» What to produce: Extract every line of the material below and reproduce it faithfully.

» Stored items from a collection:
....
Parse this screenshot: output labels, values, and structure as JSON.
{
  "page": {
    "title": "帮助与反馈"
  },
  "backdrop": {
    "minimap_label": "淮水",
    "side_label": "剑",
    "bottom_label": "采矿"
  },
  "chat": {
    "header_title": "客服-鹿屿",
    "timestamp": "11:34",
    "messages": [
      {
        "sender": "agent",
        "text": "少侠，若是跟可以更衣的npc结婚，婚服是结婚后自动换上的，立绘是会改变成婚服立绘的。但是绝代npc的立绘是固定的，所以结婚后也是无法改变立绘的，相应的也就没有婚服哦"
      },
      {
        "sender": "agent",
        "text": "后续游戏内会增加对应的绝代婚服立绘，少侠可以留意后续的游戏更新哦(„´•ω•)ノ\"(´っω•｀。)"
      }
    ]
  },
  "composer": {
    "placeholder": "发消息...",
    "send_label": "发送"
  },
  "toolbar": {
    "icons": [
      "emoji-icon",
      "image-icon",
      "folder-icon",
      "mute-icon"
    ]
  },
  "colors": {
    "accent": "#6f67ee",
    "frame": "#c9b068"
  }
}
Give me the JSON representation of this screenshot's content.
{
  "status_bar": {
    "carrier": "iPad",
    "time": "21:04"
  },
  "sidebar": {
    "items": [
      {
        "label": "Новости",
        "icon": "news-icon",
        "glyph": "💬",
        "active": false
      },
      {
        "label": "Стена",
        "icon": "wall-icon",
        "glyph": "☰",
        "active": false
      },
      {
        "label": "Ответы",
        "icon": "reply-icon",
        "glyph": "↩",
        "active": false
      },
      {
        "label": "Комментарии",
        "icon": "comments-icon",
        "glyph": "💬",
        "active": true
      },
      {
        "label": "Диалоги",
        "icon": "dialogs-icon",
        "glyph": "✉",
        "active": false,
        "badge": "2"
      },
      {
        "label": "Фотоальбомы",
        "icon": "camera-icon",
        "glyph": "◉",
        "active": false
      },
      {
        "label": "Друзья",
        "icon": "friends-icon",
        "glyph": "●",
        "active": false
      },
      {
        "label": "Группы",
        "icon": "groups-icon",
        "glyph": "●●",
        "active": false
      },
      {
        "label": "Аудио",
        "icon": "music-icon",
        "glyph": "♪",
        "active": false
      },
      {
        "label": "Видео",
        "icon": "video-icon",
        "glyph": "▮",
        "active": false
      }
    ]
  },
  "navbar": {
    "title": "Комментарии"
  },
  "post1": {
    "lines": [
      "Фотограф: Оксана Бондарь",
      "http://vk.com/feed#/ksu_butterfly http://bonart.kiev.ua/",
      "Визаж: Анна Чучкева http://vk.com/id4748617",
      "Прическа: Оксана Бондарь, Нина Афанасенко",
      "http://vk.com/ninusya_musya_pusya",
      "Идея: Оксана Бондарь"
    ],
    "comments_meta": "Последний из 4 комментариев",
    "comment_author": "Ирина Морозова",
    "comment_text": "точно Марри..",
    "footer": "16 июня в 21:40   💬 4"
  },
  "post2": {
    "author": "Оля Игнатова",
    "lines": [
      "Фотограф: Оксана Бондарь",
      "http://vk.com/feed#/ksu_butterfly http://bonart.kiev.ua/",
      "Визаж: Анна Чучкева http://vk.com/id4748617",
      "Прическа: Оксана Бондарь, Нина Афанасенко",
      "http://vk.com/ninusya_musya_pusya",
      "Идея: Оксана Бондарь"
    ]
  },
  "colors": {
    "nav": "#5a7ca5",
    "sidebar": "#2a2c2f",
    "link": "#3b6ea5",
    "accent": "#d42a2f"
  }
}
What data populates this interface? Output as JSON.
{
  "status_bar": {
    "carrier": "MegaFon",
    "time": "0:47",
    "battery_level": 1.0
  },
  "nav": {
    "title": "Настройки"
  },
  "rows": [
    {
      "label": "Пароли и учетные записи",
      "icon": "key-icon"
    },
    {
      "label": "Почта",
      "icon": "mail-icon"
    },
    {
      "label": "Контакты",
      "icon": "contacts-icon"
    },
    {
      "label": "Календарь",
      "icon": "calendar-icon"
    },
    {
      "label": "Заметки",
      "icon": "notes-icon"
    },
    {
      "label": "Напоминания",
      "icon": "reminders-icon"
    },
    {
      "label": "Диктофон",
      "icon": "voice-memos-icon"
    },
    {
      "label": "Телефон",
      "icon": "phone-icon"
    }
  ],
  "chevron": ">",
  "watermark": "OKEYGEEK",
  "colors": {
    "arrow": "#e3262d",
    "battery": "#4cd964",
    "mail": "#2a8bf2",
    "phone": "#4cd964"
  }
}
....
» Solution to this problem:
Parse this screenshot: output labels, values, and structure as JSON.
{
  "page": {
    "title": "帮助与反馈"
  },
  "backdrop": {
    "minimap_label": "淮水",
    "side_label": "剑",
    "bottom_label": "采矿"
  },
  "chat": {
    "header_title": "客服-鹿屿",
    "timestamp": "11:34",
    "messages": [
      {
        "sender": "agent",
        "text": "少侠，若是跟可以更衣的npc结婚，婚服是结婚后自动换上的，立绘是会改变成婚服立绘的。但是绝代npc的立绘是固定的，所以结婚后也是无法改变立绘的，相应的也就没有婚服哦"
      },
      {
        "sender": "agent",
        "text": "后续游戏内会增加对应的绝代婚服立绘，少侠可以留意后续的游戏更新哦(„´•ω•)ノ\"(´っω•｀。)"
      }
    ]
  },
  "composer": {
    "placeholder": "发消息...",
    "send_label": "发送"
  },
  "toolbar": {
    "icons": [
      "emoji-icon",
      "image-icon",
      "folder-icon",
      "mute-icon"
    ]
  },
  "colors": {
    "accent": "#6f67ee",
    "frame": "#c9b068"
  }
}
Give me the JSON representation of this screenshot's content.
{
  "status_bar": {
    "carrier": "iPad",
    "time": "21:04"
  },
  "sidebar": {
    "items": [
      {
        "label": "Новости",
        "icon": "news-icon",
        "glyph": "💬",
        "active": false
      },
      {
        "label": "Стена",
        "icon": "wall-icon",
        "glyph": "☰",
        "active": false
      },
      {
        "label": "Ответы",
        "icon": "reply-icon",
        "glyph": "↩",
        "active": false
      },
      {
        "label": "Комментарии",
        "icon": "comments-icon",
        "glyph": "💬",
        "active": true
      },
      {
        "label": "Диалоги",
        "icon": "dialogs-icon",
        "glyph": "✉",
        "active": false,
        "badge": "2"
      },
      {
        "label": "Фотоальбомы",
        "icon": "camera-icon",
        "glyph": "◉",
        "active": false
      },
      {
        "label": "Друзья",
        "icon": "friends-icon",
        "glyph": "●",
        "active": false
      },
      {
        "label": "Группы",
        "icon": "groups-icon",
        "glyph": "●●",
        "active": false
      },
      {
        "label": "Аудио",
        "icon": "music-icon",
        "glyph": "♪",
        "active": false
      },
      {
        "label": "Видео",
        "icon": "video-icon",
        "glyph": "▮",
        "active": false
      }
    ]
  },
  "navbar": {
    "title": "Комментарии"
  },
  "post1": {
    "lines": [
      "Фотограф: Оксана Бондарь",
      "http://vk.com/feed#/ksu_butterfly http://bonart.kiev.ua/",
      "Визаж: Анна Чучкева http://vk.com/id4748617",
      "Прическа: Оксана Бондарь, Нина Афанасенко",
      "http://vk.com/ninusya_musya_pusya",
      "Идея: Оксана Бондарь"
    ],
    "comments_meta": "Последний из 4 комментариев",
    "comment_author": "Ирина Морозова",
    "comment_text": "точно Марри..",
    "footer": "16 июня в 21:40   💬 4"
  },
  "post2": {
    "author": "Оля Игнатова",
    "lines": [
      "Фотограф: Оксана Бондарь",
      "http://vk.com/feed#/ksu_butterfly http://bonart.kiev.ua/",
      "Визаж: Анна Чучкева http://vk.com/id4748617",
      "Прическа: Оксана Бондарь, Нина Афанасенко",
      "http://vk.com/ninusya_musya_pusya",
      "Идея: Оксана Бондарь"
    ]
  },
  "colors": {
    "nav": "#5a7ca5",
    "sidebar": "#2a2c2f",
    "link": "#3b6ea5",
    "accent": "#d42a2f"
  }
}
What data populates this interface? Output as JSON.
{
  "status_bar": {
    "carrier": "MegaFon",
    "time": "0:47",
    "battery_level": 1.0
  },
  "nav": {
    "title": "Настройки"
  },
  "rows": [
    {
      "label": "Пароли и учетные записи",
      "icon": "key-icon"
    },
    {
      "label": "Почта",
      "icon": "mail-icon"
    },
    {
      "label": "Контакты",
      "icon": "contacts-icon"
    },
    {
      "label": "Календарь",
      "icon": "calendar-icon"
    },
    {
      "label": "Заметки",
      "icon": "notes-icon"
    },
    {
      "label": "Напоминания",
      "icon": "reminders-icon"
    },
    {
      "label": "Диктофон",
      "icon": "voice-memos-icon"
    },
    {
      "label": "Телефон",
      "icon": "phone-icon"
    }
  ],
  "chevron": ">",
  "watermark": "OKEYGEEK",
  "colors": {
    "arrow": "#e3262d",
    "battery": "#4cd964",
    "mail": "#2a8bf2",
    "phone": "#4cd964"
  }
}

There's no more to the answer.